(Saved data entries)
========================================================================

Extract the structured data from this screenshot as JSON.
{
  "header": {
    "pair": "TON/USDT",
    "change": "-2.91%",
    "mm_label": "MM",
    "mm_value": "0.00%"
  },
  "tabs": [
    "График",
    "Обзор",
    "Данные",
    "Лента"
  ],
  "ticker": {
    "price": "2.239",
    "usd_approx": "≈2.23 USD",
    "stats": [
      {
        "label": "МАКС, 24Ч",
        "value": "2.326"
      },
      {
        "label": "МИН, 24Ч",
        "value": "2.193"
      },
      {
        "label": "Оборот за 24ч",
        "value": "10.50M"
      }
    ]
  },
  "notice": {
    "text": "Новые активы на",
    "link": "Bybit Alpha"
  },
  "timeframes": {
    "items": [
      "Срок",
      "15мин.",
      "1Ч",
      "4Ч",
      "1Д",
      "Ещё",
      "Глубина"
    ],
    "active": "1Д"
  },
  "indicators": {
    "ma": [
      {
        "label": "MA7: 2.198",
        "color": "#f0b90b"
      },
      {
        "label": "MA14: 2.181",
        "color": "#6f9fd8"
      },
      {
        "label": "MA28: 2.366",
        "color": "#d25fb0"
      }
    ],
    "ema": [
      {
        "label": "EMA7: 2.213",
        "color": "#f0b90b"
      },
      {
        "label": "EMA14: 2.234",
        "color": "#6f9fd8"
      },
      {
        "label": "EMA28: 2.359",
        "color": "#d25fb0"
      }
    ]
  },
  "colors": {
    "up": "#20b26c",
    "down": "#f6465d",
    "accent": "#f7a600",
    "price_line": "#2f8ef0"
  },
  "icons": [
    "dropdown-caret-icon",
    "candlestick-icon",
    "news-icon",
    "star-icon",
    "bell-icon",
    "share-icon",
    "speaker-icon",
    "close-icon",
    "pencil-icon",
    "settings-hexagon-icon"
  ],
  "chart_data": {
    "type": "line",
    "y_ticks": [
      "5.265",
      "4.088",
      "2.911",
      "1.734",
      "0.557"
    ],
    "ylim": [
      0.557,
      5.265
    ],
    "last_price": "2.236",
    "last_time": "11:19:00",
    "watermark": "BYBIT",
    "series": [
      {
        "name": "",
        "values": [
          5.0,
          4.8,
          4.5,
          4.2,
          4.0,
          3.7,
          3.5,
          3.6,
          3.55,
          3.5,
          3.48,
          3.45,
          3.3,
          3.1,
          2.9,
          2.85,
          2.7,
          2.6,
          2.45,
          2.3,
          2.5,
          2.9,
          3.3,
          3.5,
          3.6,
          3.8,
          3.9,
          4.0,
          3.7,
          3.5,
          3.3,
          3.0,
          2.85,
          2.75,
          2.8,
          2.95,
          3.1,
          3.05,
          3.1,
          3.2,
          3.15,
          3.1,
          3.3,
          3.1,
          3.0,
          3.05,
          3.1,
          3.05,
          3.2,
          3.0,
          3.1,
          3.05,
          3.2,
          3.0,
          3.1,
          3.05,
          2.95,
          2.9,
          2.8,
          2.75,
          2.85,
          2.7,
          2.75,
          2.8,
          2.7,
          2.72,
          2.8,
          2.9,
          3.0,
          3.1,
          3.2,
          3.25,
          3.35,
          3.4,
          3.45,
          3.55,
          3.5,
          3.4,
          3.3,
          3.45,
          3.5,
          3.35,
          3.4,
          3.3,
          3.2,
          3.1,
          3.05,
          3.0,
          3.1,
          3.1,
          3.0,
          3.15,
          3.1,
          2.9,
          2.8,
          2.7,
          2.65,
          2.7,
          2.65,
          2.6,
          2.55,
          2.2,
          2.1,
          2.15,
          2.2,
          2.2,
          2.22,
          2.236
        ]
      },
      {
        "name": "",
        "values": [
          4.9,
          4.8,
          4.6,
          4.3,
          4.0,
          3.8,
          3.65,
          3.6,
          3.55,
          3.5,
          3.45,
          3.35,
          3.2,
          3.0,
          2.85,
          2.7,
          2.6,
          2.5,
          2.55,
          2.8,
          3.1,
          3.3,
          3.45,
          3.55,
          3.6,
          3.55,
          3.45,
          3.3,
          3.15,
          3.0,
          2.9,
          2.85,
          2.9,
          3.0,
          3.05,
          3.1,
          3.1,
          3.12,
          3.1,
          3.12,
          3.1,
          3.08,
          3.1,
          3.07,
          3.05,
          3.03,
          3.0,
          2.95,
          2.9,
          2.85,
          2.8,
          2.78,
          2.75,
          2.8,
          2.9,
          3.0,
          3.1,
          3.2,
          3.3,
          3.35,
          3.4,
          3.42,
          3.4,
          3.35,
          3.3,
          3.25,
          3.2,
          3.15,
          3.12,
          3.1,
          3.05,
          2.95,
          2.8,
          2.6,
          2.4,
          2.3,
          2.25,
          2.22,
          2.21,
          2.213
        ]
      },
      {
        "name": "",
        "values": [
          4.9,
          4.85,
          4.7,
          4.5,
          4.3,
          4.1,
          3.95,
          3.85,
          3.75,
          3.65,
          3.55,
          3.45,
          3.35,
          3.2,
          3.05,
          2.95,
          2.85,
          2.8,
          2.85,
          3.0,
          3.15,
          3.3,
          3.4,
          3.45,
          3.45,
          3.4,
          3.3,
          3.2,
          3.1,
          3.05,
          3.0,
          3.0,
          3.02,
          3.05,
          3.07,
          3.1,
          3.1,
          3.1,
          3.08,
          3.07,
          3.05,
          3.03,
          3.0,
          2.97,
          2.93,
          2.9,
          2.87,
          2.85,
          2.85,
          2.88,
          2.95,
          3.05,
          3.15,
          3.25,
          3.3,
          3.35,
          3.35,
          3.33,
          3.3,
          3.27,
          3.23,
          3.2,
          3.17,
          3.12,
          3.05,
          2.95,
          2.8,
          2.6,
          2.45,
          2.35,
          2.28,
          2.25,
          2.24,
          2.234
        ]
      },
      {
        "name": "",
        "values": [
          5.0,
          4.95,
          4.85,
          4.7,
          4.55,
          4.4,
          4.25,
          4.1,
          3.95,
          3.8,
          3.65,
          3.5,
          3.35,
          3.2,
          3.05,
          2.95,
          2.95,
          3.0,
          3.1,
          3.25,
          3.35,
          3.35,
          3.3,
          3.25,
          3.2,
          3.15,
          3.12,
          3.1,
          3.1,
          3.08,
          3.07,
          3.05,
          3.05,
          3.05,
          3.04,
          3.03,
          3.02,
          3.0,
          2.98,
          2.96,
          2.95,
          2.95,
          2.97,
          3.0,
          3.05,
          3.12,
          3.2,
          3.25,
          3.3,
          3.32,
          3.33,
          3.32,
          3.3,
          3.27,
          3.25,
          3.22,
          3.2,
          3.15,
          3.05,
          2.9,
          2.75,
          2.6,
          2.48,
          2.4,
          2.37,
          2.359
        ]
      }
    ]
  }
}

========================================================================

_EXERCISE DETAILS:_ Your task is to print all of the records exactly.

_FULL ANSWER:_
Extract the structured data from this screenshot as JSON.
{
  "header": {
    "pair": "TON/USDT",
    "change": "-2.91%",
    "mm_label": "MM",
    "mm_value": "0.00%"
  },
  "tabs": [
    "График",
    "Обзор",
    "Данные",
    "Лента"
  ],
  "ticker": {
    "price": "2.239",
    "usd_approx": "≈2.23 USD",
    "stats": [
      {
        "label": "МАКС, 24Ч",
        "value": "2.326"
      },
      {
        "label": "МИН, 24Ч",
        "value": "2.193"
      },
      {
        "label": "Оборот за 24ч",
        "value": "10.50M"
      }
    ]
  },
  "notice": {
    "text": "Новые активы на",
    "link": "Bybit Alpha"
  },
  "timeframes": {
    "items": [
      "Срок",
      "15мин.",
      "1Ч",
      "4Ч",
      "1Д",
      "Ещё",
      "Глубина"
    ],
    "active": "1Д"
  },
  "indicators": {
    "ma": [
      {
        "label": "MA7: 2.198",
        "color": "#f0b90b"
      },
      {
        "label": "MA14: 2.181",
        "color": "#6f9fd8"
      },
      {
        "label": "MA28: 2.366",
        "color": "#d25fb0"
      }
    ],
    "ema": [
      {
        "label": "EMA7: 2.213",
        "color": "#f0b90b"
      },
      {
        "label": "EMA14: 2.234",
        "color": "#6f9fd8"
      },
      {
        "label": "EMA28: 2.359",
        "color": "#d25fb0"
      }
    ]
  },
  "colors": {
    "up": "#20b26c",
    "down": "#f6465d",
    "accent": "#f7a600",
    "price_line": "#2f8ef0"
  },
  "icons": [
    "dropdown-caret-icon",
    "candlestick-icon",
    "news-icon",
    "star-icon",
    "bell-icon",
    "share-icon",
    "speaker-icon",
    "close-icon",
    "pencil-icon",
    "settings-hexagon-icon"
  ],
  "chart_data": {
    "type": "line",
    "y_ticks": [
      "5.265",
      "4.088",
      "2.911",
      "1.734",
      "0.557"
    ],
    "ylim": [
      0.557,
      5.265
    ],
    "last_price": "2.236",
    "last_time": "11:19:00",
    "watermark": "BYBIT",
    "series": [
      {
        "name": "",
        "values": [
          5.0,
          4.8,
          4.5,
          4.2,
          4.0,
          3.7,
          3.5,
          3.6,
          3.55,
          3.5,
          3.48,
          3.45,
          3.3,
          3.1,
          2.9,
          2.85,
          2.7,
          2.6,
          2.45,
          2.3,
          2.5,
          2.9,
          3.3,
          3.5,
          3.6,
          3.8,
          3.9,
          4.0,
          3.7,
          3.5,
          3.3,
          3.0,
          2.85,
          2.75,
          2.8,
          2.95,
          3.1,
          3.05,
          3.1,
          3.2,
          3.15,
          3.1,
          3.3,
          3.1,
          3.0,
          3.05,
          3.1,
          3.05,
          3.2,
          3.0,
          3.1,
          3.05,
          3.2,
          3.0,
          3.1,
          3.05,
          2.95,
          2.9,
          2.8,
          2.75,
          2.85,
          2.7,
          2.75,
          2.8,
          2.7,
          2.72,
          2.8,
          2.9,
          3.0,
          3.1,
          3.2,
          3.25,
          3.35,
          3.4,
          3.45,
          3.55,
          3.5,
          3.4,
          3.3,
          3.45,
          3.5,
          3.35,
          3.4,
          3.3,
          3.2,
          3.1,
          3.05,
          3.0,
          3.1,
          3.1,
          3.0,
          3.15,
          3.1,
          2.9,
          2.8,
          2.7,
          2.65,
          2.7,
          2.65,
          2.6,
          2.55,
          2.2,
          2.1,
          2.15,
          2.2,
          2.2,
          2.22,
          2.236
        ]
      },
      {
        "name": "",
        "values": [
          4.9,
          4.8,
          4.6,
          4.3,
          4.0,
          3.8,
          3.65,
          3.6,
          3.55,
          3.5,
          3.45,
          3.35,
          3.2,
          3.0,
          2.85,
          2.7,
          2.6,
          2.5,
          2.55,
          2.8,
          3.1,
          3.3,
          3.45,
          3.55,
          3.6,
          3.55,
          3.45,
          3.3,
          3.15,
          3.0,
          2.9,
          2.85,
          2.9,
          3.0,
          3.05,
          3.1,
          3.1,
          3.12,
          3.1,
          3.12,
          3.1,
          3.08,
          3.1,
          3.07,
          3.05,
          3.03,
          3.0,
          2.95,
          2.9,
          2.85,
          2.8,
          2.78,
          2.75,
          2.8,
          2.9,
          3.0,
          3.1,
          3.2,
          3.3,
          3.35,
          3.4,
          3.42,
          3.4,
          3.35,
          3.3,
          3.25,
          3.2,
          3.15,
          3.12,
          3.1,
          3.05,
          2.95,
          2.8,
          2.6,
          2.4,
          2.3,
          2.25,
          2.22,
          2.21,
          2.213
        ]
      },
      {
        "name": "",
        "values": [
          4.9,
          4.85,
          4.7,
          4.5,
          4.3,
          4.1,
          3.95,
          3.85,
          3.75,
          3.65,
          3.55,
          3.45,
          3.35,
          3.2,
          3.05,
          2.95,
          2.85,
          2.8,
          2.85,
          3.0,
          3.15,
          3.3,
          3.4,
          3.45,
          3.45,
          3.4,
          3.3,
          3.2,
          3.1,
          3.05,
          3.0,
          3.0,
          3.02,
          3.05,
          3.07,
          3.1,
          3.1,
          3.1,
          3.08,
          3.07,
          3.05,
          3.03,
          3.0,
          2.97,
          2.93,
          2.9,
          2.87,
          2.85,
          2.85,
          2.88,
          2.95,
          3.05,
          3.15,
          3.25,
          3.3,
          3.35,
          3.35,
          3.33,
          3.3,
          3.27,
          3.23,
          3.2,
          3.17,
          3.12,
          3.05,
          2.95,
          2.8,
          2.6,
          2.45,
          2.35,
          2.28,
          2.25,
          2.24,
          2.234
        ]
      },
      {
        "name": "",
        "values": [
          5.0,
          4.95,
          4.85,
          4.7,
          4.55,
          4.4,
          4.25,
          4.1,
          3.95,
          3.8,
          3.65,
          3.5,
          3.35,
          3.2,
          3.05,
          2.95,
          2.95,
          3.0,
          3.1,
          3.25,
          3.35,
          3.35,
          3.3,
          3.25,
          3.2,
          3.15,
          3.12,
          3.1,
          3.1,
          3.08,
          3.07,
          3.05,
          3.05,
          3.05,
          3.04,
          3.03,
          3.02,
          3.0,
          2.98,
          2.96,
          2.95,
          2.95,
          2.97,
          3.0,
          3.05,
          3.12,
          3.2,
          3.25,
          3.3,
          3.32,
          3.33,
          3.32,
          3.3,
          3.27,
          3.25,
          3.22,
          3.2,
          3.15,
          3.05,
          2.9,
          2.75,
          2.6,
          2.48,
          2.4,
          2.37,
          2.359
        ]
      }
    ]
  }
}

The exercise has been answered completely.